Every record below is to be retyped exactly.

● ● ●

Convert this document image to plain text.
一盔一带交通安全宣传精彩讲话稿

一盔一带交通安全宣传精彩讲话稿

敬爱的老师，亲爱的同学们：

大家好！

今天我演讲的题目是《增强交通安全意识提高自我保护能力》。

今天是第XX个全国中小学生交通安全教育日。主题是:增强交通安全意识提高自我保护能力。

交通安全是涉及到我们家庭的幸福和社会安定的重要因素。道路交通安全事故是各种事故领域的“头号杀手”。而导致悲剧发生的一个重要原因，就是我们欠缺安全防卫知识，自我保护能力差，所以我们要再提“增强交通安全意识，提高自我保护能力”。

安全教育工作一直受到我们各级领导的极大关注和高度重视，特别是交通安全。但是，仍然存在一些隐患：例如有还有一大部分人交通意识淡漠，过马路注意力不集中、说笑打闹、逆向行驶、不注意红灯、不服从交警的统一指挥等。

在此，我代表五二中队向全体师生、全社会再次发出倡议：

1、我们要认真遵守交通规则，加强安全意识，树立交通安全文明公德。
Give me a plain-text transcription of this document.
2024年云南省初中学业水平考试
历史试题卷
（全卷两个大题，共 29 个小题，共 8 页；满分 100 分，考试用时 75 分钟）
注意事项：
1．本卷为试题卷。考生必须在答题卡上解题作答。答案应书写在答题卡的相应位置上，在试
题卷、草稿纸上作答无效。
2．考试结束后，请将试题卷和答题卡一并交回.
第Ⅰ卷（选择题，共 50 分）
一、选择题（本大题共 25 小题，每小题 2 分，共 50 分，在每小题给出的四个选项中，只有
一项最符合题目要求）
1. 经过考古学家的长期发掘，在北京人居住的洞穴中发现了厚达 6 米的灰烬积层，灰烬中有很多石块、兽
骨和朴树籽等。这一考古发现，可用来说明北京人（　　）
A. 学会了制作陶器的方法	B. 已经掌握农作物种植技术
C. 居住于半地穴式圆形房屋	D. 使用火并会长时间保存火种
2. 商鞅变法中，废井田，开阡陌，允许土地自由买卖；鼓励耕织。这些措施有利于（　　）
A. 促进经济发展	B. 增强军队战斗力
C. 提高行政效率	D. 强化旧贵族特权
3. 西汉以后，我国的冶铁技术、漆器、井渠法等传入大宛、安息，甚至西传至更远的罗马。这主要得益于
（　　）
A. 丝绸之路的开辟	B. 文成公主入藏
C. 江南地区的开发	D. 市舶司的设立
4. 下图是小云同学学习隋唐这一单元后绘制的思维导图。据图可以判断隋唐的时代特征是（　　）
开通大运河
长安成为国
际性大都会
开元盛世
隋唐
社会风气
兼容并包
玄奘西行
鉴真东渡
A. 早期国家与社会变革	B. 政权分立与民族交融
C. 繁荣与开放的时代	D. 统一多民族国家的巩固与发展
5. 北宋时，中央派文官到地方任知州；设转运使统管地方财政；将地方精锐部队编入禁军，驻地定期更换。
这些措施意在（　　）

● ● ●

*Final result*
Convert this document image to plain text.
一盔一带交通安全宣传精彩讲话稿

一盔一带交通安全宣传精彩讲话稿

敬爱的老师，亲爱的同学们：

大家好！

今天我演讲的题目是《增强交通安全意识提高自我保护能力》。

今天是第XX个全国中小学生交通安全教育日。主题是:增强交通安全意识提高自我保护能力。

交通安全是涉及到我们家庭的幸福和社会安定的重要因素。道路交通安全事故是各种事故领域的“头号杀手”。而导致悲剧发生的一个重要原因，就是我们欠缺安全防卫知识，自我保护能力差，所以我们要再提“增强交通安全意识，提高自我保护能力”。

安全教育工作一直受到我们各级领导的极大关注和高度重视，特别是交通安全。但是，仍然存在一些隐患：例如有还有一大部分人交通意识淡漠，过马路注意力不集中、说笑打闹、逆向行驶、不注意红灯、不服从交警的统一指挥等。

在此，我代表五二中队向全体师生、全社会再次发出倡议：

1、我们要认真遵守交通规则，加强安全意识，树立交通安全文明公德。
Give me a plain-text transcription of this document.
2024年云南省初中学业水平考试
历史试题卷
（全卷两个大题，共 29 个小题，共 8 页；满分 100 分，考试用时 75 分钟）
注意事项：
1．本卷为试题卷。考生必须在答题卡上解题作答。答案应书写在答题卡的相应位置上，在试
题卷、草稿纸上作答无效。
2．考试结束后，请将试题卷和答题卡一并交回.
第Ⅰ卷（选择题，共 50 分）
一、选择题（本大题共 25 小题，每小题 2 分，共 50 分，在每小题给出的四个选项中，只有
一项最符合题目要求）
1. 经过考古学家的长期发掘，在北京人居住的洞穴中发现了厚达 6 米的灰烬积层，灰烬中有很多石块、兽
骨和朴树籽等。这一考古发现，可用来说明北京人（　　）
A. 学会了制作陶器的方法	B. 已经掌握农作物种植技术
C. 居住于半地穴式圆形房屋	D. 使用火并会长时间保存火种
2. 商鞅变法中，废井田，开阡陌，允许土地自由买卖；鼓励耕织。这些措施有利于（　　）
A. 促进经济发展	B. 增强军队战斗力
C. 提高行政效率	D. 强化旧贵族特权
3. 西汉以后，我国的冶铁技术、漆器、井渠法等传入大宛、安息，甚至西传至更远的罗马。这主要得益于
（　　）
A. 丝绸之路的开辟	B. 文成公主入藏
C. 江南地区的开发	D. 市舶司的设立
4. 下图是小云同学学习隋唐这一单元后绘制的思维导图。据图可以判断隋唐的时代特征是（　　）
开通大运河
长安成为国
际性大都会
开元盛世
隋唐
社会风气
兼容并包
玄奘西行
鉴真东渡
A. 早期国家与社会变革	B. 政权分立与民族交融
C. 繁荣与开放的时代	D. 统一多民族国家的巩固与发展
5. 北宋时，中央派文官到地方任知州；设转运使统管地方财政；将地方精锐部队编入禁军，驻地定期更换。
这些措施意在（　　）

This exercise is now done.